[Required task]
Every line of the records must be repeated exactly; pictures stay out.

[Records provided]
····················
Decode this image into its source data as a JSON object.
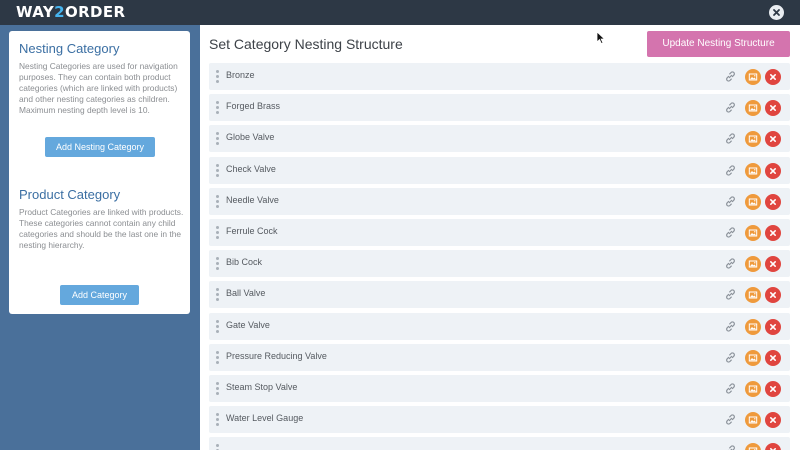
{
  "app": {
    "logo_prefix": "WAY",
    "logo_accent": "2",
    "logo_suffix": "ORDER"
  },
  "sidebar": {
    "nesting_card": {
      "title": "Nesting Category",
      "description": "Nesting Categories are used for navigation purposes. They can contain both product categories (which are linked with products) and other nesting categories as children. Maximum nesting depth level is 10.",
      "button_label": "Add Nesting Category"
    },
    "product_card": {
      "title": "Product Category",
      "description": "Product Categories are linked with products. These categories cannot contain any child categories and should be the last one in the nesting hierarchy.",
      "button_label": "Add Category"
    }
  },
  "main": {
    "title": "Set Category Nesting Structure",
    "update_button_label": "Update Nesting Structure",
    "categories": [
      {
        "name": "Bronze"
      },
      {
        "name": "Forged Brass"
      },
      {
        "name": "Globe Valve"
      },
      {
        "name": "Check Valve"
      },
      {
        "name": "Needle Valve"
      },
      {
        "name": "Ferrule Cock"
      },
      {
        "name": "Bib Cock"
      },
      {
        "name": "Ball Valve"
      },
      {
        "name": "Gate Valve"
      },
      {
        "name": "Pressure Reducing Valve"
      },
      {
        "name": "Steam Stop Valve"
      },
      {
        "name": "Water Level Gauge"
      },
      {
        "name": ""
      }
    ]
  },
  "icons": {
    "close": "close-icon",
    "drag": "drag-handle-icon",
    "link": "link-icon",
    "image": "image-icon",
    "delete": "delete-icon"
  },
  "colors": {
    "topbar": "#2d3845",
    "logo_accent": "#46b4ef",
    "sidebar": "#4a709a",
    "card_title": "#3b6fa3",
    "sidebar_button": "#64a8dd",
    "update_button": "#d474ae",
    "row_background": "#eef2f6",
    "image_button": "#ef9a3c",
    "delete_button": "#e0453f"
  }
}
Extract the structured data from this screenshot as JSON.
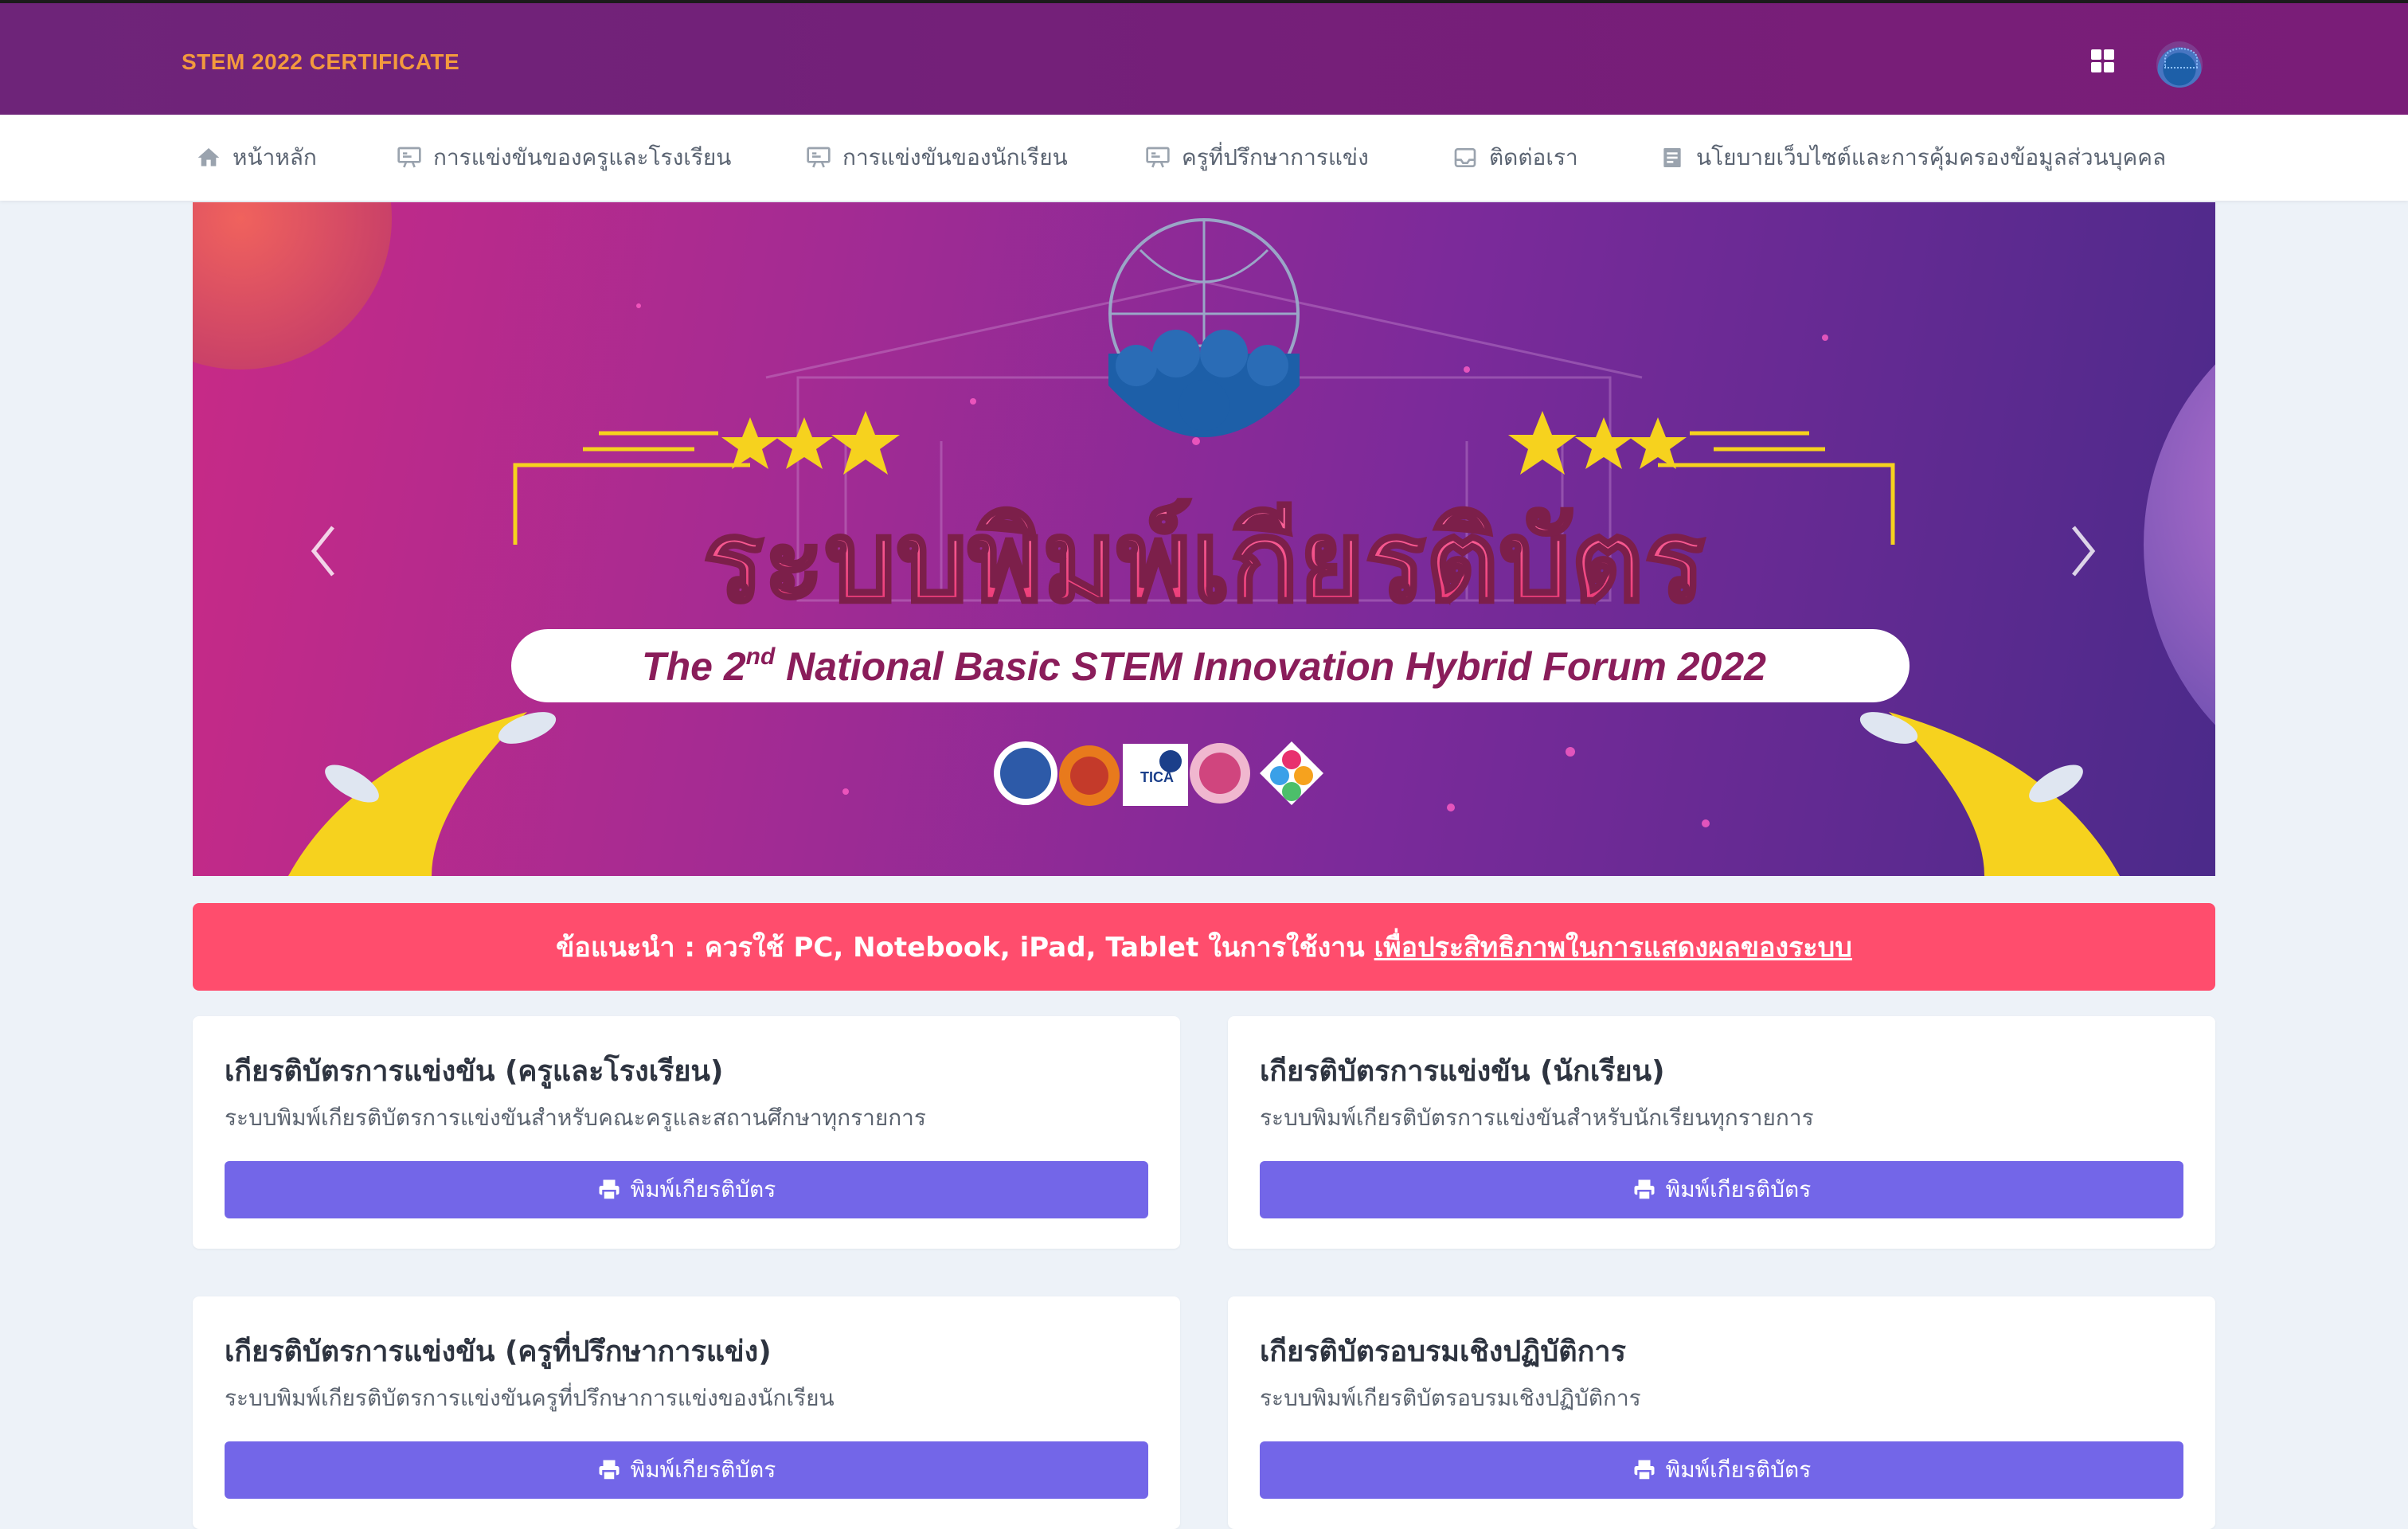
{
  "header": {
    "brand": "STEM 2022 CERTIFICATE",
    "apps_icon": "grid-icon",
    "avatar_icon": "stem-logo-avatar"
  },
  "nav": {
    "items": [
      {
        "label": "หน้าหลัก",
        "icon": "home-icon"
      },
      {
        "label": "การแข่งขันของครูและโรงเรียน",
        "icon": "presentation-icon"
      },
      {
        "label": "การแข่งขันของนักเรียน",
        "icon": "presentation-icon"
      },
      {
        "label": "ครูที่ปรึกษาการแข่ง",
        "icon": "presentation-icon"
      },
      {
        "label": "ติดต่อเรา",
        "icon": "inbox-icon"
      },
      {
        "label": "นโยบายเว็บไซต์และการคุ้มครองข้อมูลส่วนบุคคล",
        "icon": "document-icon"
      }
    ]
  },
  "banner": {
    "headline": "ระบบพิมพ์เกียรติบัตร",
    "subtitle_prefix": "The 2",
    "subtitle_sup": "nd",
    "subtitle_rest": " National Basic STEM Innovation Hybrid Forum 2022",
    "logo_tica": "TICA",
    "colors": {
      "accent": "#f6d21e",
      "headline": "#ff4f86"
    }
  },
  "alert": {
    "text": "ข้อแนะนำ : ควรใช้ PC, Notebook, iPad, Tablet ในการใช้งาน",
    "link": "เพื่อประสิทธิภาพในการแสดงผลของระบบ"
  },
  "cards": [
    {
      "title": "เกียรติบัตรการแข่งขัน (ครูและโรงเรียน)",
      "desc": "ระบบพิมพ์เกียรติบัตรการแข่งขันสำหรับคณะครูและสถานศึกษาทุกรายการ",
      "button": "พิมพ์เกียรติบัตร"
    },
    {
      "title": "เกียรติบัตรการแข่งขัน (นักเรียน)",
      "desc": "ระบบพิมพ์เกียรติบัตรการแข่งขันสำหรับนักเรียนทุกรายการ",
      "button": "พิมพ์เกียรติบัตร"
    },
    {
      "title": "เกียรติบัตรการแข่งขัน (ครูที่ปรึกษาการแข่ง)",
      "desc": "ระบบพิมพ์เกียรติบัตรการแข่งขันครูที่ปรึกษาการแข่งของนักเรียน",
      "button": "พิมพ์เกียรติบัตร"
    },
    {
      "title": "เกียรติบัตรอบรมเชิงปฏิบัติการ",
      "desc": "ระบบพิมพ์เกียรติบัตรอบรมเชิงปฏิบัติการ",
      "button": "พิมพ์เกียรติบัตร"
    }
  ]
}
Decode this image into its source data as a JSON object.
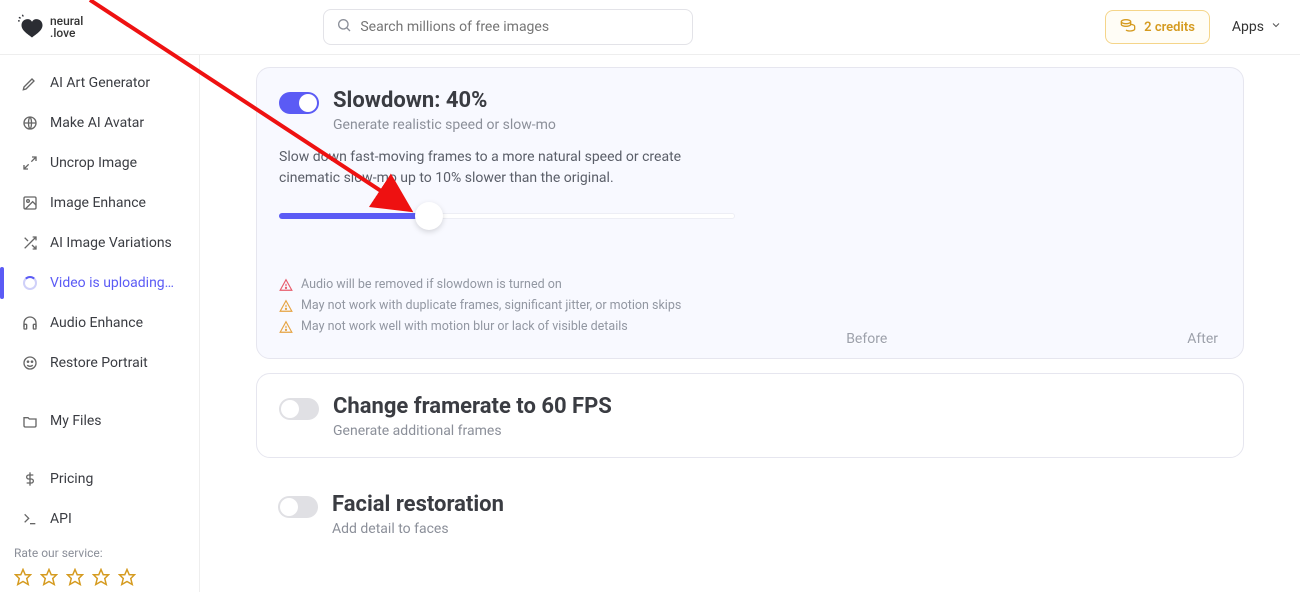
{
  "brand": {
    "line1": "neural",
    "line2": ".love"
  },
  "search": {
    "placeholder": "Search millions of free images"
  },
  "header": {
    "credits": "2 credits",
    "apps": "Apps"
  },
  "sidebar": {
    "items": [
      {
        "label": "AI Art Generator"
      },
      {
        "label": "Make AI Avatar"
      },
      {
        "label": "Uncrop Image"
      },
      {
        "label": "Image Enhance"
      },
      {
        "label": "AI Image Variations"
      },
      {
        "label": "Video is uploading…"
      },
      {
        "label": "Audio Enhance"
      },
      {
        "label": "Restore Portrait"
      }
    ],
    "myfiles": "My Files",
    "pricing": "Pricing",
    "api": "API",
    "rate_label": "Rate our service:"
  },
  "cards": {
    "slowdown": {
      "title": "Slowdown: 40%",
      "subtitle": "Generate realistic speed or slow-mo",
      "description": "Slow down fast-moving frames to a more natural speed or create cinematic slow-mo up to 10% slower than the original.",
      "slider_percent": 33,
      "warnings": [
        "Audio will be removed if slowdown is turned on",
        "May not work with duplicate frames, significant jitter, or motion skips",
        "May not work well with motion blur or lack of visible details"
      ],
      "before": "Before",
      "after": "After"
    },
    "framerate": {
      "title": "Change framerate to 60 FPS",
      "subtitle": "Generate additional frames"
    },
    "facial": {
      "title": "Facial restoration",
      "subtitle": "Add detail to faces"
    }
  },
  "chart_data": {
    "type": "bar",
    "title": "Slowdown slider",
    "categories": [
      "position_percent"
    ],
    "values": [
      33
    ],
    "xlabel": "",
    "ylabel": "",
    "ylim": [
      0,
      100
    ]
  }
}
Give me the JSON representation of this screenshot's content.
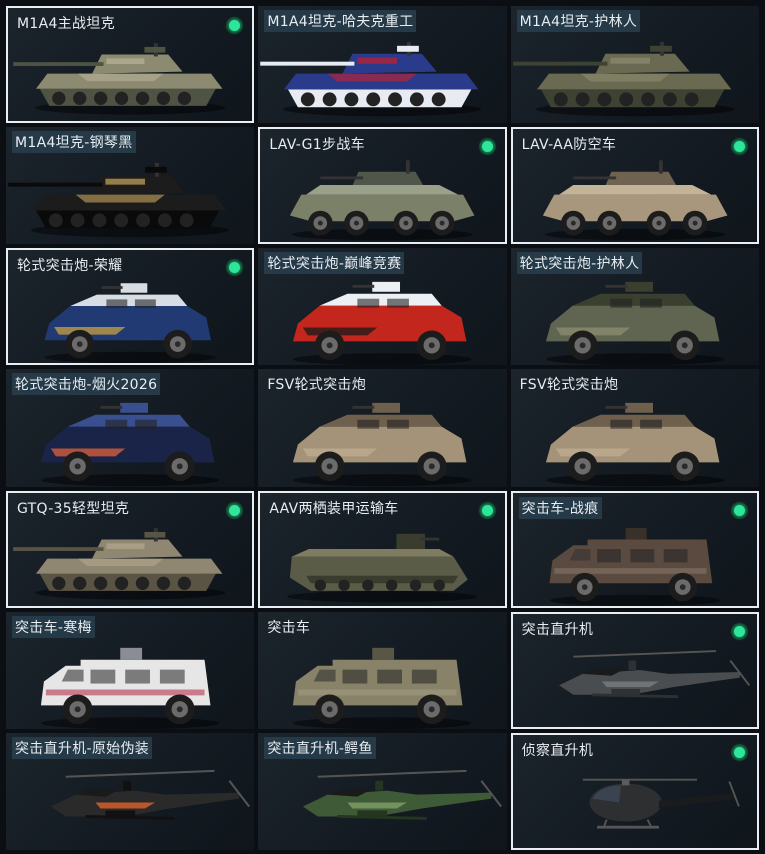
····················
[Written solution]
Decode this image into its source data as a JSON object.
{
  "app": {
    "logo_prefix": "WAY",
    "logo_accent": "2",
    "logo_suffix": "ORDER"
  },
  "sidebar": {
    "nesting_card": {
      "title": "Nesting Category",
      "description": "Nesting Categories are used for navigation purposes. They can contain both product categories (which are linked with products) and other nesting categories as children. Maximum nesting depth level is 10.",
      "button_label": "Add Nesting Category"
    },
    "product_card": {
      "title": "Product Category",
      "description": "Product Categories are linked with products. These categories cannot contain any child categories and should be the last one in the nesting hierarchy.",
      "button_label": "Add Category"
    }
  },
  "main": {
    "title": "Set Category Nesting Structure",
    "update_button_label": "Update Nesting Structure",
    "categories": [
      {
        "name": "Bronze"
      },
      {
        "name": "Forged Brass"
      },
      {
        "name": "Globe Valve"
      },
      {
        "name": "Check Valve"
      },
      {
        "name": "Needle Valve"
      },
      {
        "name": "Ferrule Cock"
      },
      {
        "name": "Bib Cock"
      },
      {
        "name": "Ball Valve"
      },
      {
        "name": "Gate Valve"
      },
      {
        "name": "Pressure Reducing Valve"
      },
      {
        "name": "Steam Stop Valve"
      },
      {
        "name": "Water Level Gauge"
      },
      {
        "name": ""
      }
    ]
  },
  "icons": {
    "close": "close-icon",
    "drag": "drag-handle-icon",
    "link": "link-icon",
    "image": "image-icon",
    "delete": "delete-icon"
  },
  "colors": {
    "topbar": "#2d3845",
    "logo_accent": "#46b4ef",
    "sidebar": "#4a709a",
    "card_title": "#3b6fa3",
    "sidebar_button": "#64a8dd",
    "update_button": "#d474ae",
    "row_background": "#eef2f6",
    "image_button": "#ef9a3c",
    "delete_button": "#e0453f"
  }
}
Extract the structured data from this screenshot as JSON.
{
  "header": {
    "brand": "STEM 2022 CERTIFICATE",
    "apps_icon": "grid-icon",
    "avatar_icon": "stem-logo-avatar"
  },
  "nav": {
    "items": [
      {
        "label": "หน้าหลัก",
        "icon": "home-icon"
      },
      {
        "label": "การแข่งขันของครูและโรงเรียน",
        "icon": "presentation-icon"
      },
      {
        "label": "การแข่งขันของนักเรียน",
        "icon": "presentation-icon"
      },
      {
        "label": "ครูที่ปรึกษาการแข่ง",
        "icon": "presentation-icon"
      },
      {
        "label": "ติดต่อเรา",
        "icon": "inbox-icon"
      },
      {
        "label": "นโยบายเว็บไซต์และการคุ้มครองข้อมูลส่วนบุคคล",
        "icon": "document-icon"
      }
    ]
  },
  "banner": {
    "headline": "ระบบพิมพ์เกียรติบัตร",
    "subtitle_prefix": "The 2",
    "subtitle_sup": "nd",
    "subtitle_rest": " National Basic STEM Innovation Hybrid Forum 2022",
    "logo_tica": "TICA",
    "colors": {
      "accent": "#f6d21e",
      "headline": "#ff4f86"
    }
  },
  "alert": {
    "text": "ข้อแนะนำ : ควรใช้ PC, Notebook, iPad, Tablet ในการใช้งาน",
    "link": "เพื่อประสิทธิภาพในการแสดงผลของระบบ"
  },
  "cards": [
    {
      "title": "เกียรติบัตรการแข่งขัน (ครูและโรงเรียน)",
      "desc": "ระบบพิมพ์เกียรติบัตรการแข่งขันสำหรับคณะครูและสถานศึกษาทุกรายการ",
      "button": "พิมพ์เกียรติบัตร"
    },
    {
      "title": "เกียรติบัตรการแข่งขัน (นักเรียน)",
      "desc": "ระบบพิมพ์เกียรติบัตรการแข่งขันสำหรับนักเรียนทุกรายการ",
      "button": "พิมพ์เกียรติบัตร"
    },
    {
      "title": "เกียรติบัตรการแข่งขัน (ครูที่ปรึกษาการแข่ง)",
      "desc": "ระบบพิมพ์เกียรติบัตรการแข่งขันครูที่ปรึกษาการแข่งของนักเรียน",
      "button": "พิมพ์เกียรติบัตร"
    },
    {
      "title": "เกียรติบัตรอบรมเชิงปฏิบัติการ",
      "desc": "ระบบพิมพ์เกียรติบัตรอบรมเชิงปฏิบัติการ",
      "button": "พิมพ์เกียรติบัตร"
    }
  ]
}
Decode this image into its source data as a JSON object.
{
  "brand": {
    "line1": "neural",
    "line2": ".love"
  },
  "search": {
    "placeholder": "Search millions of free images"
  },
  "header": {
    "credits": "2 credits",
    "apps": "Apps"
  },
  "sidebar": {
    "items": [
      {
        "label": "AI Art Generator"
      },
      {
        "label": "Make AI Avatar"
      },
      {
        "label": "Uncrop Image"
      },
      {
        "label": "Image Enhance"
      },
      {
        "label": "AI Image Variations"
      },
      {
        "label": "Video is uploading…"
      },
      {
        "label": "Audio Enhance"
      },
      {
        "label": "Restore Portrait"
      }
    ],
    "myfiles": "My Files",
    "pricing": "Pricing",
    "api": "API",
    "rate_label": "Rate our service:"
  },
  "cards": {
    "slowdown": {
      "title": "Slowdown: 40%",
      "subtitle": "Generate realistic speed or slow-mo",
      "description": "Slow down fast-moving frames to a more natural speed or create cinematic slow-mo up to 10% slower than the original.",
      "slider_percent": 33,
      "warnings": [
        "Audio will be removed if slowdown is turned on",
        "May not work with duplicate frames, significant jitter, or motion skips",
        "May not work well with motion blur or lack of visible details"
      ],
      "before": "Before",
      "after": "After"
    },
    "framerate": {
      "title": "Change framerate to 60 FPS",
      "subtitle": "Generate additional frames"
    },
    "facial": {
      "title": "Facial restoration",
      "subtitle": "Add detail to faces"
    }
  },
  "chart_data": {
    "type": "bar",
    "title": "Slowdown slider",
    "categories": [
      "position_percent"
    ],
    "values": [
      33
    ],
    "xlabel": "",
    "ylabel": "",
    "ylim": [
      0,
      100
    ]
  }
}
Give me the JSON representation of this screenshot's content.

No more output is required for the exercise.